* **What you need to do**:
Copy all lines below containing "Scramble".

* **Provided records**:

BEGIN

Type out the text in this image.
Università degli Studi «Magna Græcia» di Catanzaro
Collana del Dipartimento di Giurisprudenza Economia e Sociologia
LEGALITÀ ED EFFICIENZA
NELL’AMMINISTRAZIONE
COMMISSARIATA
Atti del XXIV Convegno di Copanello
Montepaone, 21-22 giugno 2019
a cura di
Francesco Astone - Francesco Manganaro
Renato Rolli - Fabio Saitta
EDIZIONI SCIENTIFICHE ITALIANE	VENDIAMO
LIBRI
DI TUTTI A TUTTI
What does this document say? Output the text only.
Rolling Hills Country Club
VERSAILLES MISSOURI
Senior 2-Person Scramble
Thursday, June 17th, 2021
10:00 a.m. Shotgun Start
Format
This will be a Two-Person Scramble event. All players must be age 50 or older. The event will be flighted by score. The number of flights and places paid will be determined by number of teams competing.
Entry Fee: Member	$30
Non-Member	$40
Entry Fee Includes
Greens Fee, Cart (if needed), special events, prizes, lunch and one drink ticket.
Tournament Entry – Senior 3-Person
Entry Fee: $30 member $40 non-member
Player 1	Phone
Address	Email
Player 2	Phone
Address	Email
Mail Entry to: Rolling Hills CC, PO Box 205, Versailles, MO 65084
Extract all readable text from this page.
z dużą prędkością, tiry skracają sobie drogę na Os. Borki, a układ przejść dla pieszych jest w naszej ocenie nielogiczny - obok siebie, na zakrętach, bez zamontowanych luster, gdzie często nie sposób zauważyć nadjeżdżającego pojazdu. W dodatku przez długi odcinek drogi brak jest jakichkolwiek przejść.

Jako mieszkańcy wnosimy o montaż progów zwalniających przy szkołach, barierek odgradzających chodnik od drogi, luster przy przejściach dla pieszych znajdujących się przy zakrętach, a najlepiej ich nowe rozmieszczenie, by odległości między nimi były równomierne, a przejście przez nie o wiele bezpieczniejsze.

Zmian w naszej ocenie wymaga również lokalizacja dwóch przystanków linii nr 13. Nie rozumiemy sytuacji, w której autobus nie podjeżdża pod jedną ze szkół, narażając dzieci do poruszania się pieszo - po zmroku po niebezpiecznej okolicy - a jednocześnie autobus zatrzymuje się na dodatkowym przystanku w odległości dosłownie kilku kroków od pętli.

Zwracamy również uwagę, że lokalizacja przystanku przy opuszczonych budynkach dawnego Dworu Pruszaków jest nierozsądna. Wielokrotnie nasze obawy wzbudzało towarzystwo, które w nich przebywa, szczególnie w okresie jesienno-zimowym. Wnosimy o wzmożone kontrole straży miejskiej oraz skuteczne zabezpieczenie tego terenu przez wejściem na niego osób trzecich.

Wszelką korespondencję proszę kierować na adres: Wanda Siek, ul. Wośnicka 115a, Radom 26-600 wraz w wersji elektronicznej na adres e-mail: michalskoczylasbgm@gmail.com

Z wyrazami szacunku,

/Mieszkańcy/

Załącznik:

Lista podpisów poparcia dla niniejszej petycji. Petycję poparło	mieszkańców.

END

* **Full output**:
Senior 2-Person Scramble
This will be a Two-Person Scramble event. All players must be age 50 or older. The event will be flighted by score. The number of flights and places paid will be determined by number of teams competing.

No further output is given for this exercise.